* _DO THIS_
Copy out the data below verbatim.
* start EXTRACTED ENTRIES *
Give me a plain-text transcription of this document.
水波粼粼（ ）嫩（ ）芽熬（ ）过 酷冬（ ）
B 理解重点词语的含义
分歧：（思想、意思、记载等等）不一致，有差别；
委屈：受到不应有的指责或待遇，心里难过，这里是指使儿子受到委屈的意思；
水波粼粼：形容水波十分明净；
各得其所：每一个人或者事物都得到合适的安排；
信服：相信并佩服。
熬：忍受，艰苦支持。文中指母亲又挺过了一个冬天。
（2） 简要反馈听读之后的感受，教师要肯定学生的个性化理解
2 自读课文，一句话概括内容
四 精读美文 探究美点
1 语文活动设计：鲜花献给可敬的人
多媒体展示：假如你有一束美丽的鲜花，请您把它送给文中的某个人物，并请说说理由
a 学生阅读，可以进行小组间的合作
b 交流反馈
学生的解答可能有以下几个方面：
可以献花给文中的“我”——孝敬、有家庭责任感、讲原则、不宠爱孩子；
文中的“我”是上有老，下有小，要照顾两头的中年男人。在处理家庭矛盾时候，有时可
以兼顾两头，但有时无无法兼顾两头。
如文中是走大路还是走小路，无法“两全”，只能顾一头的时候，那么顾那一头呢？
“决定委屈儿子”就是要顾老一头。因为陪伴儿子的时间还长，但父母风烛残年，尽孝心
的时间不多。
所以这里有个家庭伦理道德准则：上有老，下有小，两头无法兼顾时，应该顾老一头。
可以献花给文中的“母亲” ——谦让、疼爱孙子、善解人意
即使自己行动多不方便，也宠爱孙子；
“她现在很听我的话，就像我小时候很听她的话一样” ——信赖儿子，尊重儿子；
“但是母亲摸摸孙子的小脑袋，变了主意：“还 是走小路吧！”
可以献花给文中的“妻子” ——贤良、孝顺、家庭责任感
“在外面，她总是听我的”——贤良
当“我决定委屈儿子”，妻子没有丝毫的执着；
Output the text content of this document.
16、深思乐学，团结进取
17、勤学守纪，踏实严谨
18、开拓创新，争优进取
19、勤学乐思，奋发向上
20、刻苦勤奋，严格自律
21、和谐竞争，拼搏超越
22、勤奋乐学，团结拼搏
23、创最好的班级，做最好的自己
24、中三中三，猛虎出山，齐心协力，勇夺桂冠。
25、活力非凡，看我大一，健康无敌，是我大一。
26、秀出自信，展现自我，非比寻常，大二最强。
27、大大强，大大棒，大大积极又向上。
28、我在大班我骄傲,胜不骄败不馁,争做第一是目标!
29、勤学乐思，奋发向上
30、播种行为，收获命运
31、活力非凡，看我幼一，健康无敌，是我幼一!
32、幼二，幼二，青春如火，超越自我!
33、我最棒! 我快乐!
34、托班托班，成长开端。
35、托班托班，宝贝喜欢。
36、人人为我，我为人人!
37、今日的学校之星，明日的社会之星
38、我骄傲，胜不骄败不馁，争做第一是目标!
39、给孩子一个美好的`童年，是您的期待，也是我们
* end EXTRACTED ENTRIES *
* _TASK RESPONSE_
Give me a plain-text transcription of this document.
水波粼粼（ ）嫩（ ）芽熬（ ）过 酷冬（ ）
B 理解重点词语的含义
分歧：（思想、意思、记载等等）不一致，有差别；
委屈：受到不应有的指责或待遇，心里难过，这里是指使儿子受到委屈的意思；
水波粼粼：形容水波十分明净；
各得其所：每一个人或者事物都得到合适的安排；
信服：相信并佩服。
熬：忍受，艰苦支持。文中指母亲又挺过了一个冬天。
（2） 简要反馈听读之后的感受，教师要肯定学生的个性化理解
2 自读课文，一句话概括内容
四 精读美文 探究美点
1 语文活动设计：鲜花献给可敬的人
多媒体展示：假如你有一束美丽的鲜花，请您把它送给文中的某个人物，并请说说理由
a 学生阅读，可以进行小组间的合作
b 交流反馈
学生的解答可能有以下几个方面：
可以献花给文中的“我”——孝敬、有家庭责任感、讲原则、不宠爱孩子；
文中的“我”是上有老，下有小，要照顾两头的中年男人。在处理家庭矛盾时候，有时可
以兼顾两头，但有时无无法兼顾两头。
如文中是走大路还是走小路，无法“两全”，只能顾一头的时候，那么顾那一头呢？
“决定委屈儿子”就是要顾老一头。因为陪伴儿子的时间还长，但父母风烛残年，尽孝心
的时间不多。
所以这里有个家庭伦理道德准则：上有老，下有小，两头无法兼顾时，应该顾老一头。
可以献花给文中的“母亲” ——谦让、疼爱孙子、善解人意
即使自己行动多不方便，也宠爱孙子；
“她现在很听我的话，就像我小时候很听她的话一样” ——信赖儿子，尊重儿子；
“但是母亲摸摸孙子的小脑袋，变了主意：“还 是走小路吧！”
可以献花给文中的“妻子” ——贤良、孝顺、家庭责任感
“在外面，她总是听我的”——贤良
当“我决定委屈儿子”，妻子没有丝毫的执着；
Output the text content of this document.
16、深思乐学，团结进取
17、勤学守纪，踏实严谨
18、开拓创新，争优进取
19、勤学乐思，奋发向上
20、刻苦勤奋，严格自律
21、和谐竞争，拼搏超越
22、勤奋乐学，团结拼搏
23、创最好的班级，做最好的自己
24、中三中三，猛虎出山，齐心协力，勇夺桂冠。
25、活力非凡，看我大一，健康无敌，是我大一。
26、秀出自信，展现自我，非比寻常，大二最强。
27、大大强，大大棒，大大积极又向上。
28、我在大班我骄傲,胜不骄败不馁,争做第一是目标!
29、勤学乐思，奋发向上
30、播种行为，收获命运
31、活力非凡，看我幼一，健康无敌，是我幼一!
32、幼二，幼二，青春如火，超越自我!
33、我最棒! 我快乐!
34、托班托班，成长开端。
35、托班托班，宝贝喜欢。
36、人人为我，我为人人!
37、今日的学校之星，明日的社会之星
38、我骄傲，胜不骄败不馁，争做第一是目标!
39、给孩子一个美好的`童年，是您的期待，也是我们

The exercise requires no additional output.